■ **Exercise objective**
Reproduce the excerpt about returning to the UK in full, word for word.

■ **Source excerpt**
Back in the UK — And the Cold Hit Us Like a Wall

After six months of family travel across Asia, we’re back in the UK for a couple of months of family travel UK — and it didn’t take us long to not miss the weather!

But before we even landed, we had a challenging flight.

The Inaugural Flight That Wasn’t Worth Commemorating

We had the privilege of flying on Virgin Atlantic’s inaugural flight from Seoul to London. Although I wouldn’t necessarily call it a privilege.

To mark the occasion, we were given a gift — a free scone. So dry it felt like it was a leftover from Virgin Atlantic’s inaugural flight back in 1984. Although still travelling on a  budget, we ate it: free food and all that and managed to keep our teeth intact in the process. We also received an excruciating 45-minute check-in process, and — as an apology for that — the promise of priority baggage collection on arrival at Heathrow.

The plane felt older than me. At one point I genuinely considered whether we were supposed to bring our own logs to fuel the engine. Seats cramped, entertainment limited, food poor. Fourteen hours of character-building discomfort.

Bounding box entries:
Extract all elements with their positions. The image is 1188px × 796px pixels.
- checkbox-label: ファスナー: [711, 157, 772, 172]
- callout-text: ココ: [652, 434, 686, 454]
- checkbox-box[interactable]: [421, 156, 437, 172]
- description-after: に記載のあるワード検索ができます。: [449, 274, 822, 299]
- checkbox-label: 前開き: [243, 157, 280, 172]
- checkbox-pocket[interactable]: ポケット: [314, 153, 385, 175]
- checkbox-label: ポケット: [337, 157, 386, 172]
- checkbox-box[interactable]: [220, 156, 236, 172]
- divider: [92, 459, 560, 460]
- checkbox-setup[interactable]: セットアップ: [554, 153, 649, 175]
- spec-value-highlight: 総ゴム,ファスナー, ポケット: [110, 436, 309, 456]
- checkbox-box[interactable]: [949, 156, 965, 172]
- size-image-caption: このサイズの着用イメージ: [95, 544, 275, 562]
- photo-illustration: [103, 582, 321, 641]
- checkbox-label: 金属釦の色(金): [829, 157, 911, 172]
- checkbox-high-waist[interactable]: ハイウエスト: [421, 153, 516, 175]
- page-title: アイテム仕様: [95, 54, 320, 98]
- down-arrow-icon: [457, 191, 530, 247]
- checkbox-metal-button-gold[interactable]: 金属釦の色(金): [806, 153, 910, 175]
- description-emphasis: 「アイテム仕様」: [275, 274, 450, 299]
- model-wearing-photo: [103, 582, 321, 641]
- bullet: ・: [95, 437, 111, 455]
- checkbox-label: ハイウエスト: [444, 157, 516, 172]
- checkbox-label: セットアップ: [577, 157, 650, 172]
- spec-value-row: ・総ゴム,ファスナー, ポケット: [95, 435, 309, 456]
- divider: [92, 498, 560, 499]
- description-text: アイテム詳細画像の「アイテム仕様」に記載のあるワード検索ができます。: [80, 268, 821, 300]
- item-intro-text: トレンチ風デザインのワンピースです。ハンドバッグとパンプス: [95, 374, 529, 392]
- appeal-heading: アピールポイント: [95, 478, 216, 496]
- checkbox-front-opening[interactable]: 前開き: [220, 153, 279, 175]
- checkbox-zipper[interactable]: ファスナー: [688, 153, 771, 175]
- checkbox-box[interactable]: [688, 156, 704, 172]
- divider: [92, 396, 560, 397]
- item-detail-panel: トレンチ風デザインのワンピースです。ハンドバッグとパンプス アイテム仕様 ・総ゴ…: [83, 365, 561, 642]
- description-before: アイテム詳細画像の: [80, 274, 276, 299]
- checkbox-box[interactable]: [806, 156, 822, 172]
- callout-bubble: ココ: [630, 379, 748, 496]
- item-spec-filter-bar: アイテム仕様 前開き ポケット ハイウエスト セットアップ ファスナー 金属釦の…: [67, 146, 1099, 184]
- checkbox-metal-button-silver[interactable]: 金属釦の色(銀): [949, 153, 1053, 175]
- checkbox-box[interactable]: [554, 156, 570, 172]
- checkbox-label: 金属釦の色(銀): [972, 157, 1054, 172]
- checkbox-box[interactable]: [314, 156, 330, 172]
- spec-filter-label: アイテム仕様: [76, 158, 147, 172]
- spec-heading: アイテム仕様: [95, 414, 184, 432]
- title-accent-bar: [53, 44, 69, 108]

■ **Result for this exercise**
Back in the UK — And the Cold Hit Us Like a Wall

After six months of family travel across Asia, we’re back in the UK for a couple of months of family travel UK — and it didn’t take us long to not miss the weather!

But before we even landed, we had a challenging flight.

The Inaugural Flight That Wasn’t Worth Commemorating

We had the privilege of flying on Virgin Atlantic’s inaugural flight from Seoul to London. Although I wouldn’t necessarily call it a privilege.

To mark the occasion, we were given a gift — a free scone. So dry it felt like it was a leftover from Virgin Atlantic’s inaugural flight back in 1984. Although still travelling on a  budget, we ate it: free food and all that and managed to keep our teeth intact in the process. We also received an excruciating 45-minute check-in process, and — as an apology for that — the promise of priority baggage collection on arrival at Heathrow.

The plane felt older than me. At one point I genuinely considered whether we were supposed to bring our own logs to fuel the engine. Seats cramped, entertainment limited, food poor. Fourteen hours of character-building discomfort.